- [Stated exercise]:
Word for word, print each line of the listing below; pictures stay out.

□ □ □ □ □ □ □

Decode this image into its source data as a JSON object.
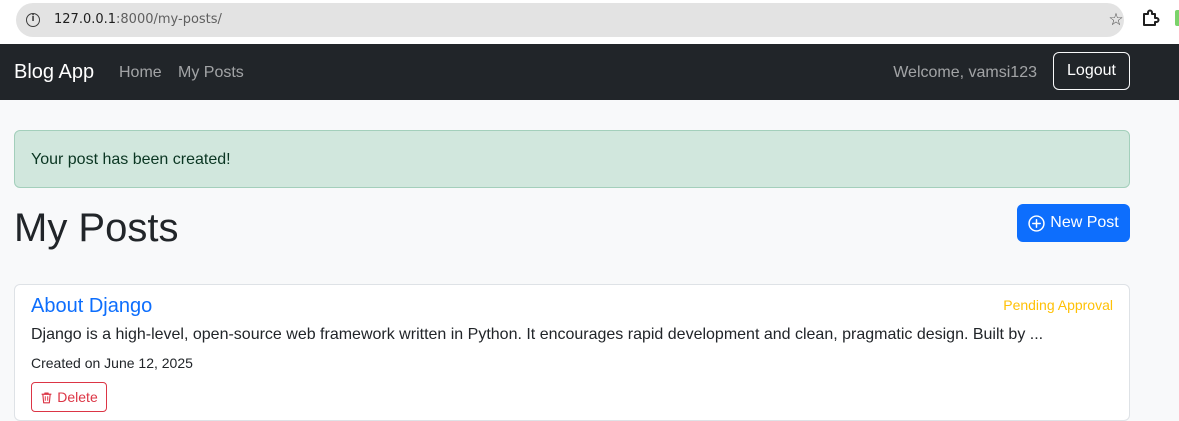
{
  "browser": {
    "url_host": "127.0.0.1",
    "url_rest": ":8000/my-posts/"
  },
  "navbar": {
    "brand": "Blog App",
    "links": [
      {
        "label": "Home"
      },
      {
        "label": "My Posts"
      }
    ],
    "welcome": "Welcome, vamsi123",
    "logout_label": "Logout"
  },
  "alert": {
    "message": "Your post has been created!"
  },
  "page": {
    "title": "My Posts",
    "new_post_label": "New Post"
  },
  "posts": [
    {
      "title": "About Django",
      "status": "Pending Approval",
      "excerpt": "Django is a high-level, open-source web framework written in Python. It encourages rapid development and clean, pragmatic design. Built by ...",
      "created": "Created on June 12, 2025",
      "delete_label": "Delete"
    }
  ],
  "colors": {
    "navbar_bg": "#212529",
    "primary": "#0d6efd",
    "warning": "#ffc107",
    "danger": "#dc3545",
    "success_bg": "#d1e7dd"
  },
  "icons": {
    "site_info": "info-circle-icon",
    "bookmark": "star-icon",
    "extensions": "puzzle-icon",
    "new_post": "plus-circle-icon",
    "delete": "trash-icon"
  }
}
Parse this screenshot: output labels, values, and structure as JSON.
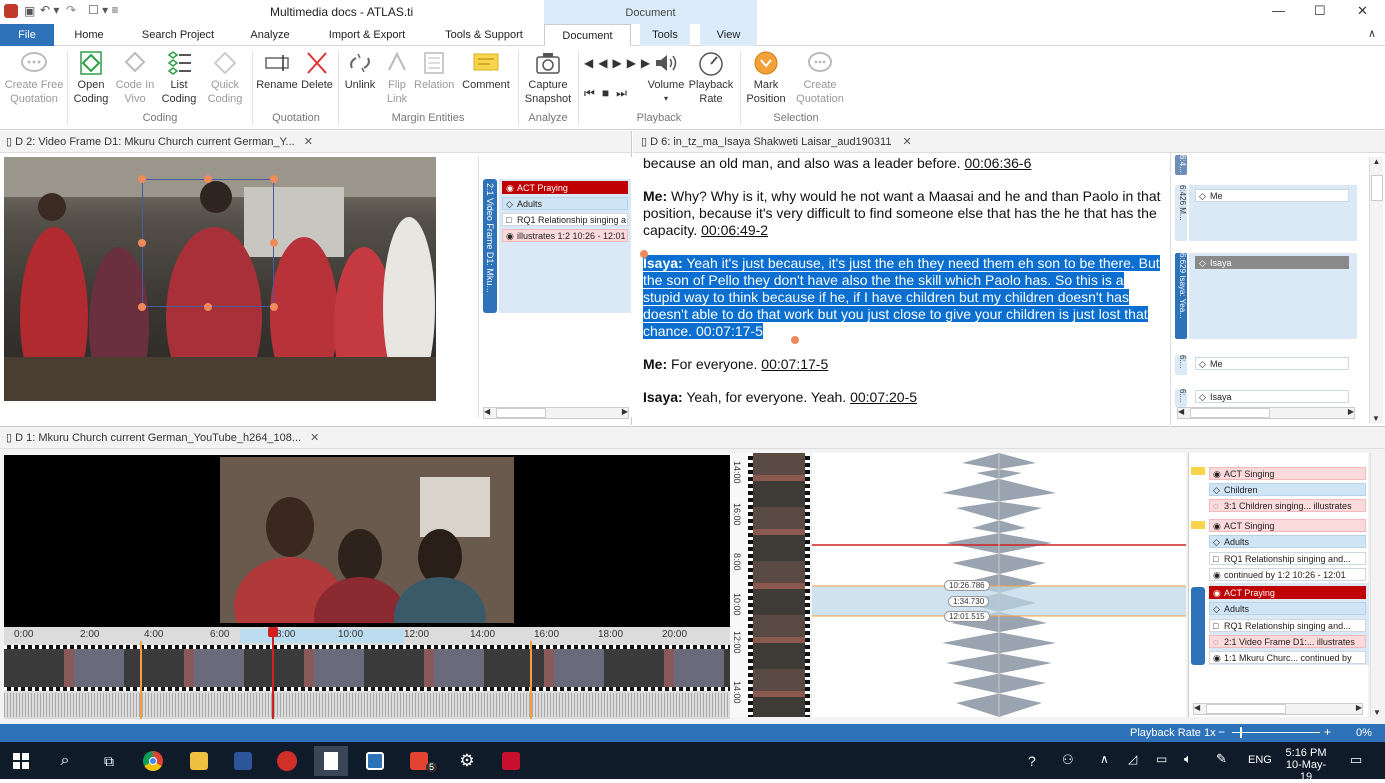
{
  "titlebar": {
    "title": "Multimedia docs - ATLAS.ti",
    "context_tab": "Document",
    "minimize": "—",
    "maximize": "☐",
    "close": "✕"
  },
  "ribbon_tabs": [
    "File",
    "Home",
    "Search Project",
    "Analyze",
    "Import & Export",
    "Tools & Support",
    "Document",
    "Tools",
    "View"
  ],
  "ribbon": {
    "create_free_quotation": "Create Free Quotation",
    "open_coding": "Open Coding",
    "code_in_vivo": "Code In Vivo",
    "list_coding": "List Coding",
    "quick_coding": "Quick Coding",
    "group_coding": "Coding",
    "rename": "Rename",
    "delete": "Delete",
    "group_quotation": "Quotation",
    "unlink": "Unlink",
    "flip_link": "Flip Link",
    "relation": "Relation",
    "comment": "Comment",
    "group_margin": "Margin Entities",
    "capture_snapshot": "Capture Snapshot",
    "group_analyze": "Analyze",
    "volume": "Volume",
    "playback_rate": "Playback Rate",
    "group_playback": "Playback",
    "mark_position": "Mark Position",
    "create_quotation": "Create Quotation",
    "group_selection": "Selection"
  },
  "doc_video_frame": {
    "tab": "D 2: Video Frame D1: Mkuru Church current German_Y...",
    "margin_vertical": "2:1 Video Frame D1: Mku...",
    "codes": [
      "ACT Praying",
      "Adults",
      "RQ1 Relationship singing a",
      "illustrates 1:2 10:26 - 12:01"
    ]
  },
  "doc_transcript": {
    "tab": "D 6: in_tz_ma_Isaya Shakweti Laisar_aud190311",
    "paragraphs": [
      {
        "speaker": "",
        "text": "because an old man, and also was a leader before. ",
        "time": "00:06:36-6"
      },
      {
        "speaker": "Me:",
        "text": " Why? Why is it, why would he not want a Maasai and he and than Paolo in that position, because it's very difficult to find someone else that has the he that has the capacity. ",
        "time": "00:06:49-2"
      },
      {
        "speaker": "Isaya:",
        "text": " Yeah it's just because, it's just the eh they need them eh son to be there. But the son of Pello they don't have also the the skill which Paolo has. So this is a stupid way to think because if he, if I have children but my children doesn't has doesn't able to do that work but you just close to give your children is just lost that chance. ",
        "time": "00:07:17-5"
      },
      {
        "speaker": "Me:",
        "text": " For everyone. ",
        "time": "00:07:17-5"
      },
      {
        "speaker": "Isaya:",
        "text": " Yeah, for everyone. Yeah. ",
        "time": "00:07:20-5"
      }
    ],
    "margin_labels": [
      "6:4...",
      "6:426 M...",
      "6:629 Isaya: Yea...",
      "6:...",
      "6:..."
    ],
    "margin_codes": [
      "Me",
      "Isaya",
      "Me",
      "Isaya"
    ]
  },
  "doc_video": {
    "tab": "D 1: Mkuru Church current German_YouTube_h264_108...",
    "timeline": [
      "0:00",
      "2:00",
      "4:00",
      "6:00",
      "8:00",
      "10:00",
      "12:00",
      "14:00",
      "16:00",
      "18:00",
      "20:00"
    ],
    "vertical_times": [
      "14:00",
      "16:00",
      "8:00",
      "10:00",
      "12:00",
      "14:00"
    ],
    "range_labels": [
      "10:26.786",
      "1:34.730",
      "12:01.515"
    ],
    "codes": [
      {
        "text": "ACT Singing",
        "style": "qpink",
        "icon": "◉"
      },
      {
        "text": "Children",
        "style": "qblue",
        "icon": "◇"
      },
      {
        "text": "3:1 Children singing...  illustrates",
        "style": "qpink",
        "icon": "◌"
      },
      {
        "text": "ACT Singing",
        "style": "qpink",
        "icon": "◉"
      },
      {
        "text": "Adults",
        "style": "qblue",
        "icon": "◇"
      },
      {
        "text": "RQ1 Relationship singing and...",
        "style": "",
        "icon": "□"
      },
      {
        "text": "continued by 1:2 10:26 - 12:01",
        "style": "",
        "icon": "◉"
      },
      {
        "text": "ACT Praying",
        "style": "qred",
        "icon": "◉"
      },
      {
        "text": "Adults",
        "style": "qblue",
        "icon": "◇"
      },
      {
        "text": "RQ1 Relationship singing and...",
        "style": "",
        "icon": "□"
      },
      {
        "text": "2:1 Video Frame D1:...  illustrates",
        "style": "qpink",
        "icon": "◌"
      },
      {
        "text": "1:1 Mkuru Churc...  continued by",
        "style": "",
        "icon": "◉"
      }
    ]
  },
  "statusbar": {
    "playback_rate": "Playback Rate 1x",
    "zoom": "0%"
  },
  "taskbar": {
    "lang": "ENG",
    "time": "5:16 PM",
    "date": "10-May-19",
    "badge": "5"
  }
}
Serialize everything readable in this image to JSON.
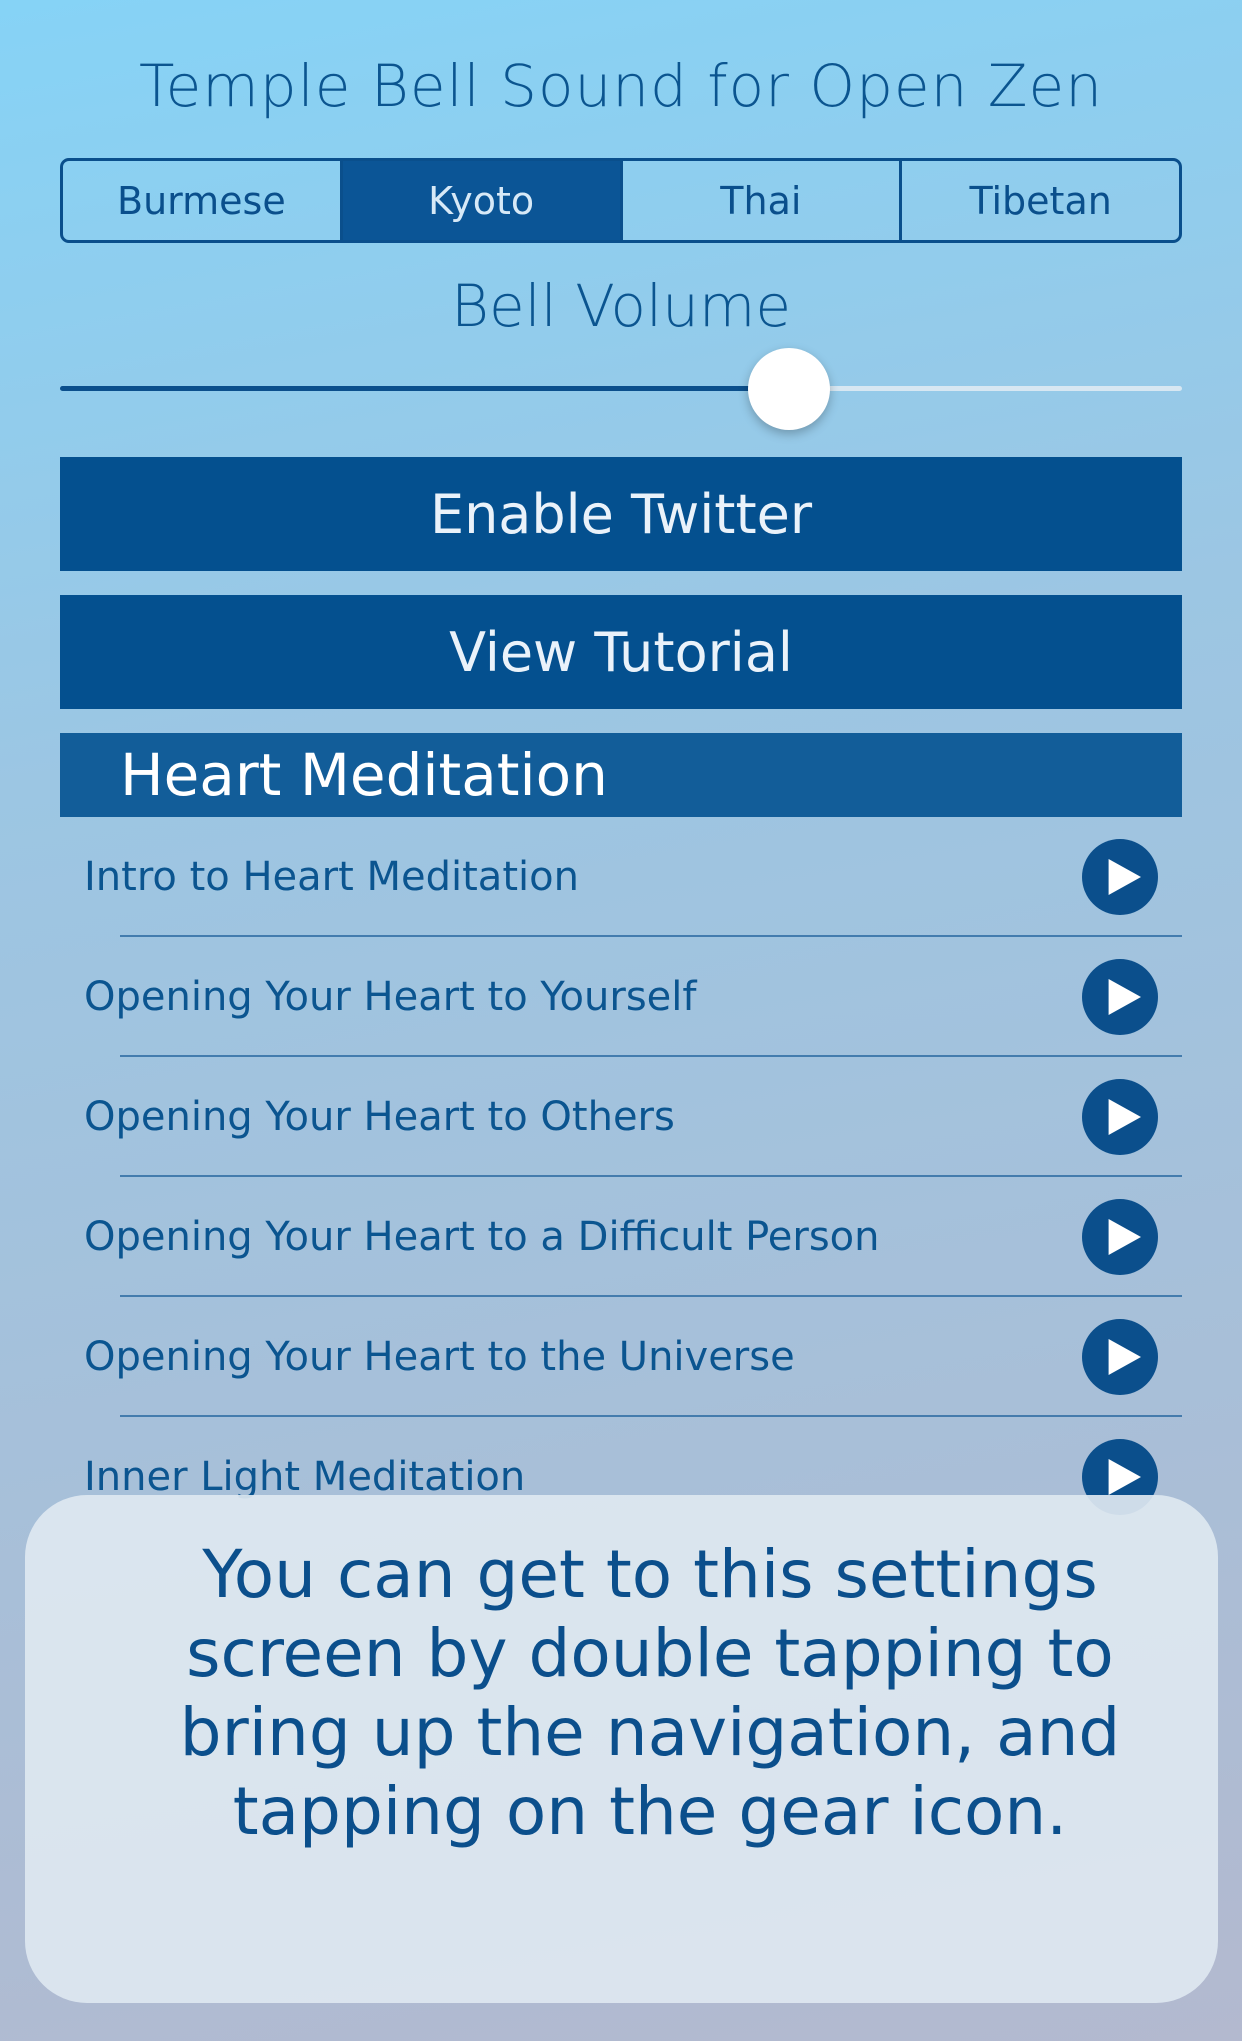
{
  "title": "Temple Bell Sound for Open Zen",
  "bell_sounds": {
    "options": [
      "Burmese",
      "Kyoto",
      "Thai",
      "Tibetan"
    ],
    "selected": "Kyoto"
  },
  "volume": {
    "label": "Bell Volume",
    "value": 0.65
  },
  "buttons": {
    "twitter": "Enable Twitter",
    "tutorial": "View Tutorial"
  },
  "section": {
    "title": "Heart Meditation",
    "items": [
      {
        "label": "Intro to Heart Meditation",
        "icon": "play-icon"
      },
      {
        "label": "Opening Your Heart to Yourself",
        "icon": "play-icon"
      },
      {
        "label": "Opening Your Heart to Others",
        "icon": "play-icon"
      },
      {
        "label": "Opening Your Heart to a Difficult Person",
        "icon": "play-icon"
      },
      {
        "label": "Opening Your Heart to the Universe",
        "icon": "play-icon"
      },
      {
        "label": "Inner Light Meditation",
        "icon": "play-icon"
      }
    ]
  },
  "tip": {
    "text": "You can get to this settings screen by double tapping to bring up the navigation, and tapping on the gear icon."
  },
  "colors": {
    "accent": "#0b4f8c",
    "button": "#04508f",
    "header": "#125d99"
  }
}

□ □ □ □ □ □ □

- [Answer to the problem]:
Decode this image into its source data as a JSON object.
{
  "browser": {
    "url_host": "127.0.0.1",
    "url_rest": ":8000/my-posts/"
  },
  "navbar": {
    "brand": "Blog App",
    "links": [
      {
        "label": "Home"
      },
      {
        "label": "My Posts"
      }
    ],
    "welcome": "Welcome, vamsi123",
    "logout_label": "Logout"
  },
  "alert": {
    "message": "Your post has been created!"
  },
  "page": {
    "title": "My Posts",
    "new_post_label": "New Post"
  },
  "posts": [
    {
      "title": "About Django",
      "status": "Pending Approval",
      "excerpt": "Django is a high-level, open-source web framework written in Python. It encourages rapid development and clean, pragmatic design. Built by ...",
      "created": "Created on June 12, 2025",
      "delete_label": "Delete"
    }
  ],
  "colors": {
    "navbar_bg": "#212529",
    "primary": "#0d6efd",
    "warning": "#ffc107",
    "danger": "#dc3545",
    "success_bg": "#d1e7dd"
  },
  "icons": {
    "site_info": "info-circle-icon",
    "bookmark": "star-icon",
    "extensions": "puzzle-icon",
    "new_post": "plus-circle-icon",
    "delete": "trash-icon"
  }
}
Parse this screenshot: output labels, values, and structure as JSON.
{
  "titlebar": {
    "title": "Multimedia docs - ATLAS.ti",
    "context_tab": "Document",
    "minimize": "—",
    "maximize": "☐",
    "close": "✕"
  },
  "ribbon_tabs": [
    "File",
    "Home",
    "Search Project",
    "Analyze",
    "Import & Export",
    "Tools & Support",
    "Document",
    "Tools",
    "View"
  ],
  "ribbon": {
    "create_free_quotation": "Create Free Quotation",
    "open_coding": "Open Coding",
    "code_in_vivo": "Code In Vivo",
    "list_coding": "List Coding",
    "quick_coding": "Quick Coding",
    "group_coding": "Coding",
    "rename": "Rename",
    "delete": "Delete",
    "group_quotation": "Quotation",
    "unlink": "Unlink",
    "flip_link": "Flip Link",
    "relation": "Relation",
    "comment": "Comment",
    "group_margin": "Margin Entities",
    "capture_snapshot": "Capture Snapshot",
    "group_analyze": "Analyze",
    "volume": "Volume",
    "playback_rate": "Playback Rate",
    "group_playback": "Playback",
    "mark_position": "Mark Position",
    "create_quotation": "Create Quotation",
    "group_selection": "Selection"
  },
  "doc_video_frame": {
    "tab": "D 2: Video Frame D1: Mkuru Church current German_Y...",
    "margin_vertical": "2:1 Video Frame D1: Mku...",
    "codes": [
      "ACT Praying",
      "Adults",
      "RQ1 Relationship singing a",
      "illustrates 1:2 10:26 - 12:01"
    ]
  },
  "doc_transcript": {
    "tab": "D 6: in_tz_ma_Isaya Shakweti Laisar_aud190311",
    "paragraphs": [
      {
        "speaker": "",
        "text": "because an old man, and also was a leader before. ",
        "time": "00:06:36-6"
      },
      {
        "speaker": "Me:",
        "text": " Why? Why is it, why would he not want a Maasai and he and than Paolo in that position, because it's very difficult to find someone else that has the he that has the capacity. ",
        "time": "00:06:49-2"
      },
      {
        "speaker": "Isaya:",
        "text": " Yeah it's just because, it's just the eh they need them eh son to be there. But the son of Pello they don't have also the the skill which Paolo has. So this is a stupid way to think because if he, if I have children but my children doesn't has doesn't able to do that work but you just close to give your children is just lost that chance. ",
        "time": "00:07:17-5"
      },
      {
        "speaker": "Me:",
        "text": " For everyone. ",
        "time": "00:07:17-5"
      },
      {
        "speaker": "Isaya:",
        "text": " Yeah, for everyone. Yeah. ",
        "time": "00:07:20-5"
      }
    ],
    "margin_labels": [
      "6:4...",
      "6:426 M...",
      "6:629 Isaya: Yea...",
      "6:...",
      "6:..."
    ],
    "margin_codes": [
      "Me",
      "Isaya",
      "Me",
      "Isaya"
    ]
  },
  "doc_video": {
    "tab": "D 1: Mkuru Church current German_YouTube_h264_108...",
    "timeline": [
      "0:00",
      "2:00",
      "4:00",
      "6:00",
      "8:00",
      "10:00",
      "12:00",
      "14:00",
      "16:00",
      "18:00",
      "20:00"
    ],
    "vertical_times": [
      "14:00",
      "16:00",
      "8:00",
      "10:00",
      "12:00",
      "14:00"
    ],
    "range_labels": [
      "10:26.786",
      "1:34.730",
      "12:01.515"
    ],
    "codes": [
      {
        "text": "ACT Singing",
        "style": "qpink",
        "icon": "◉"
      },
      {
        "text": "Children",
        "style": "qblue",
        "icon": "◇"
      },
      {
        "text": "3:1 Children singing...  illustrates",
        "style": "qpink",
        "icon": "◌"
      },
      {
        "text": "ACT Singing",
        "style": "qpink",
        "icon": "◉"
      },
      {
        "text": "Adults",
        "style": "qblue",
        "icon": "◇"
      },
      {
        "text": "RQ1 Relationship singing and...",
        "style": "",
        "icon": "□"
      },
      {
        "text": "continued by 1:2 10:26 - 12:01",
        "style": "",
        "icon": "◉"
      },
      {
        "text": "ACT Praying",
        "style": "qred",
        "icon": "◉"
      },
      {
        "text": "Adults",
        "style": "qblue",
        "icon": "◇"
      },
      {
        "text": "RQ1 Relationship singing and...",
        "style": "",
        "icon": "□"
      },
      {
        "text": "2:1 Video Frame D1:...  illustrates",
        "style": "qpink",
        "icon": "◌"
      },
      {
        "text": "1:1 Mkuru Churc...  continued by",
        "style": "",
        "icon": "◉"
      }
    ]
  },
  "statusbar": {
    "playback_rate": "Playback Rate 1x",
    "zoom": "0%"
  },
  "taskbar": {
    "lang": "ENG",
    "time": "5:16 PM",
    "date": "10-May-19",
    "badge": "5"
  }
}
Serialize everything readable in this image to JSON.
{
  "title": "Temple Bell Sound for Open Zen",
  "bell_sounds": {
    "options": [
      "Burmese",
      "Kyoto",
      "Thai",
      "Tibetan"
    ],
    "selected": "Kyoto"
  },
  "volume": {
    "label": "Bell Volume",
    "value": 0.65
  },
  "buttons": {
    "twitter": "Enable Twitter",
    "tutorial": "View Tutorial"
  },
  "section": {
    "title": "Heart Meditation",
    "items": [
      {
        "label": "Intro to Heart Meditation",
        "icon": "play-icon"
      },
      {
        "label": "Opening Your Heart to Yourself",
        "icon": "play-icon"
      },
      {
        "label": "Opening Your Heart to Others",
        "icon": "play-icon"
      },
      {
        "label": "Opening Your Heart to a Difficult Person",
        "icon": "play-icon"
      },
      {
        "label": "Opening Your Heart to the Universe",
        "icon": "play-icon"
      },
      {
        "label": "Inner Light Meditation",
        "icon": "play-icon"
      }
    ]
  },
  "tip": {
    "text": "You can get to this settings screen by double tapping to bring up the navigation, and tapping on the gear icon."
  },
  "colors": {
    "accent": "#0b4f8c",
    "button": "#04508f",
    "header": "#125d99"
  }
}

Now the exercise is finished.